--- MATERIAL PROVIDED ---

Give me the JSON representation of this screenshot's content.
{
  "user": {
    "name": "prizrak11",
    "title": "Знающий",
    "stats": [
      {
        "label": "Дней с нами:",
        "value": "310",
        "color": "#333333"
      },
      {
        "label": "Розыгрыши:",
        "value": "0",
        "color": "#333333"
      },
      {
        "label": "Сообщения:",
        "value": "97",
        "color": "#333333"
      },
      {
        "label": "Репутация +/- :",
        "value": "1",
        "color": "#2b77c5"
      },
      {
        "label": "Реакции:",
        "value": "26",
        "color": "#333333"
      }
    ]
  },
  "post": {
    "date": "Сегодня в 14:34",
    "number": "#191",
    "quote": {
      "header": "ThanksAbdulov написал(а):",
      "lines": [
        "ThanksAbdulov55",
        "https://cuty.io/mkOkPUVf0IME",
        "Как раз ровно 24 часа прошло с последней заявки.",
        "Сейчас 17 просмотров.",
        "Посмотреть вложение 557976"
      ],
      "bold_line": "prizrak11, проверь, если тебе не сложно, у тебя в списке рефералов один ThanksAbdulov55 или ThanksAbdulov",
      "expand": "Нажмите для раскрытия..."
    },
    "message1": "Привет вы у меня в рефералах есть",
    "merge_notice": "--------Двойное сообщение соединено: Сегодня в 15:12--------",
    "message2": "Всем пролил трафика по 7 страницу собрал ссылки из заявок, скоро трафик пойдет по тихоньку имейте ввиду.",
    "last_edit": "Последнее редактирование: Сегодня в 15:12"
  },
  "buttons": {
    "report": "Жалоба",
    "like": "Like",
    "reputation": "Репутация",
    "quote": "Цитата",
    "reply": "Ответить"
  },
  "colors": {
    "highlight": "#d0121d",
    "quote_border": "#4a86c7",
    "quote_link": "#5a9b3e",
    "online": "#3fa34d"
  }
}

---

** WRITTEN EXERCISE **
Among the lines of the data, identify those with the word "value". Copy each of them.

** COMPLETE ANSWER **
        "value": "310",
        "value": "0",
        "value": "97",
        "value": "1",
        "value": "26",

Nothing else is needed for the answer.